GIVEN ENTRIES ->
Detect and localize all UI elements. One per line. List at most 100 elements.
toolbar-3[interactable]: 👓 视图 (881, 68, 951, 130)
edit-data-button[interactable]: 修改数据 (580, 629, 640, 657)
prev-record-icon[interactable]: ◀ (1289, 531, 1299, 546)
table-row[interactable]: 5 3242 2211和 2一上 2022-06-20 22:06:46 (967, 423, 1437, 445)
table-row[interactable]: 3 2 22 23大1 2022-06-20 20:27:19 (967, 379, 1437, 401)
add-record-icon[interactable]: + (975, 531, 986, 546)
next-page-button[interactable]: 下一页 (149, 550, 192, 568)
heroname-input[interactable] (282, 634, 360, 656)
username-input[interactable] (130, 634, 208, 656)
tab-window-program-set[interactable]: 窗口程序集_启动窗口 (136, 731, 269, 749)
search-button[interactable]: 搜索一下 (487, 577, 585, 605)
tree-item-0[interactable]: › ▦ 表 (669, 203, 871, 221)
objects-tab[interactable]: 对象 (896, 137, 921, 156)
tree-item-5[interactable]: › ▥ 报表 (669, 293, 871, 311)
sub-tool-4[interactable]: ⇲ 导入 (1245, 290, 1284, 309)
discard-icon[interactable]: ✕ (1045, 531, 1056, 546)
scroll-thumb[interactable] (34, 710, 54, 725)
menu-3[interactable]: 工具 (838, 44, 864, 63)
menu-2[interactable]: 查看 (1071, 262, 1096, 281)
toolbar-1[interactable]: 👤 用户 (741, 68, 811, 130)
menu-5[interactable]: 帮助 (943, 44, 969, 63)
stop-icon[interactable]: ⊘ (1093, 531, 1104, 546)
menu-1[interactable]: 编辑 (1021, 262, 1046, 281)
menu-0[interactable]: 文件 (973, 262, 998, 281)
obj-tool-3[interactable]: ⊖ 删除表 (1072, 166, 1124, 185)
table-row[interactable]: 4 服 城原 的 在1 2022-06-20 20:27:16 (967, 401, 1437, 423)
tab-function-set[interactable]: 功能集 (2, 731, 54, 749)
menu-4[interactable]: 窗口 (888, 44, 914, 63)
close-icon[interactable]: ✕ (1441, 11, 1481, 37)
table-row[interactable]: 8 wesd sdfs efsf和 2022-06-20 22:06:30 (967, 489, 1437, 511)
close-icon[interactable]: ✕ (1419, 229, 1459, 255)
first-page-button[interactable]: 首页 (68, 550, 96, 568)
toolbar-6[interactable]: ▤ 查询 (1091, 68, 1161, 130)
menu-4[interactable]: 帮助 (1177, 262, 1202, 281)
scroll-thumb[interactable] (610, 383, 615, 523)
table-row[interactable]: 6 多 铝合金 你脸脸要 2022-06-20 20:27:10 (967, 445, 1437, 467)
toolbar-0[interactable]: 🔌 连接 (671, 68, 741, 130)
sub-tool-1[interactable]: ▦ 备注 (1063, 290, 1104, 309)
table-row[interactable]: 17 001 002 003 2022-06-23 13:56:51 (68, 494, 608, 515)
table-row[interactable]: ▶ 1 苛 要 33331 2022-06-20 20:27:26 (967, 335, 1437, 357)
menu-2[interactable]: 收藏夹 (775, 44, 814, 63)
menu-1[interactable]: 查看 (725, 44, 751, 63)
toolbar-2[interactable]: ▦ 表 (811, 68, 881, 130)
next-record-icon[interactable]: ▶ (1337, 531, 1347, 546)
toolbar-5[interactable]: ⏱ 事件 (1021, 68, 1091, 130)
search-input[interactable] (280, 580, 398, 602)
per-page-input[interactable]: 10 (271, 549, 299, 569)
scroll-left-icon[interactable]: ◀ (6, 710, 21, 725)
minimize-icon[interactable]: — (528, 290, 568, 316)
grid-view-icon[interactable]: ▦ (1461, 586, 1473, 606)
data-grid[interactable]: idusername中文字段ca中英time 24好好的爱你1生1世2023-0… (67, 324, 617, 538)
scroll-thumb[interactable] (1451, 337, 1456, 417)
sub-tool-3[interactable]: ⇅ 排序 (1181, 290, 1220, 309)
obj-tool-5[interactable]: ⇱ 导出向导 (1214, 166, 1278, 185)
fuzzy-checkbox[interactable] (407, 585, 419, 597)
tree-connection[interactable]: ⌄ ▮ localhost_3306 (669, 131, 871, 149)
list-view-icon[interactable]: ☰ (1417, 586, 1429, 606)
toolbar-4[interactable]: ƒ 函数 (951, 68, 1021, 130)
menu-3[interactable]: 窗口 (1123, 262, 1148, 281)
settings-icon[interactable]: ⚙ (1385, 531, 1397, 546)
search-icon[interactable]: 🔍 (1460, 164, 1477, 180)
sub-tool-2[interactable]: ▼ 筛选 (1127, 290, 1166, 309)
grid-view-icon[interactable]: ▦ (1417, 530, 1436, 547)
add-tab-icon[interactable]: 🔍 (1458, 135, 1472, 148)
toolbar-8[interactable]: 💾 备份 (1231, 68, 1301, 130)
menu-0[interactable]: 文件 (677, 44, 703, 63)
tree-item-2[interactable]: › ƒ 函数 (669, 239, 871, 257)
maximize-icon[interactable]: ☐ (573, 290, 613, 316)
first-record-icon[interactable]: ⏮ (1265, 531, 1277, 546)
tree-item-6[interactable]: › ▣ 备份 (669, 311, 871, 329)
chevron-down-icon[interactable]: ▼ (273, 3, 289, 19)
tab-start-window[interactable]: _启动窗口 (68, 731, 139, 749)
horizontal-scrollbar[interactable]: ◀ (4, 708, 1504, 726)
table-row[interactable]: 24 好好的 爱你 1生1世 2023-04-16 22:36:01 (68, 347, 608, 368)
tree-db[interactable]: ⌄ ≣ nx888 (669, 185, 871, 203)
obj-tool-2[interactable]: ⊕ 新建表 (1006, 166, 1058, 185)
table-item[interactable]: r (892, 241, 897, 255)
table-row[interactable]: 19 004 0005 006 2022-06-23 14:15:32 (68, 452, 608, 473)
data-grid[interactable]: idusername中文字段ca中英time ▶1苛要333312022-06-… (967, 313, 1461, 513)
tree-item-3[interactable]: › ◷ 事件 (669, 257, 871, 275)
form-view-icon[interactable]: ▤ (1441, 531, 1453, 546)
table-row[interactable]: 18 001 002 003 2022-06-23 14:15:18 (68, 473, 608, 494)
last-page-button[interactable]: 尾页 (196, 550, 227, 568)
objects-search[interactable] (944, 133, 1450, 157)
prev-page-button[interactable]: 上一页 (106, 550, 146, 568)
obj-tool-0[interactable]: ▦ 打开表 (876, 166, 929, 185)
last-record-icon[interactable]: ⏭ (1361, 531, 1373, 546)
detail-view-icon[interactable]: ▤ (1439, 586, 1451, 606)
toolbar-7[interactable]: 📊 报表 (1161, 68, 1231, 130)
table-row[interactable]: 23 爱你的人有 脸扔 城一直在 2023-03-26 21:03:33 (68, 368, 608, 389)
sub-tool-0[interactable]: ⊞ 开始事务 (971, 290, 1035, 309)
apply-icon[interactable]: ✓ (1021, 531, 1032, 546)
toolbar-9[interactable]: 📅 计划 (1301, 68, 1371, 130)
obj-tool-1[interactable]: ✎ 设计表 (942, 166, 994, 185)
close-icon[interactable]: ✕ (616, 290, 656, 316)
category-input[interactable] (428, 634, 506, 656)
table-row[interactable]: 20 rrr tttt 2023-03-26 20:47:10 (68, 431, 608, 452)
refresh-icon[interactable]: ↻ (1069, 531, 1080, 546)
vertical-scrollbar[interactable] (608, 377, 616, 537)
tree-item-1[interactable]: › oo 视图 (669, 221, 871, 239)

WRITTEN REQUEST -> Reproduce the items without any changes, from their first line through the line that contains "stop-icon[interactable]: ⊘ (1093, 531, 1104, 546)", including that line.

FULL SOLUTION ->
Detect and localize all UI elements. One per line. List at most 100 elements.
toolbar-3[interactable]: 👓 视图 (881, 68, 951, 130)
edit-data-button[interactable]: 修改数据 (580, 629, 640, 657)
prev-record-icon[interactable]: ◀ (1289, 531, 1299, 546)
table-row[interactable]: 5 3242 2211和 2一上 2022-06-20 22:06:46 (967, 423, 1437, 445)
table-row[interactable]: 3 2 22 23大1 2022-06-20 20:27:19 (967, 379, 1437, 401)
add-record-icon[interactable]: + (975, 531, 986, 546)
next-page-button[interactable]: 下一页 (149, 550, 192, 568)
heroname-input[interactable] (282, 634, 360, 656)
username-input[interactable] (130, 634, 208, 656)
tab-window-program-set[interactable]: 窗口程序集_启动窗口 (136, 731, 269, 749)
search-button[interactable]: 搜索一下 (487, 577, 585, 605)
tree-item-0[interactable]: › ▦ 表 (669, 203, 871, 221)
objects-tab[interactable]: 对象 (896, 137, 921, 156)
tree-item-5[interactable]: › ▥ 报表 (669, 293, 871, 311)
sub-tool-4[interactable]: ⇲ 导入 (1245, 290, 1284, 309)
discard-icon[interactable]: ✕ (1045, 531, 1056, 546)
scroll-thumb[interactable] (34, 710, 54, 725)
menu-3[interactable]: 工具 (838, 44, 864, 63)
menu-2[interactable]: 查看 (1071, 262, 1096, 281)
toolbar-1[interactable]: 👤 用户 (741, 68, 811, 130)
menu-5[interactable]: 帮助 (943, 44, 969, 63)
stop-icon[interactable]: ⊘ (1093, 531, 1104, 546)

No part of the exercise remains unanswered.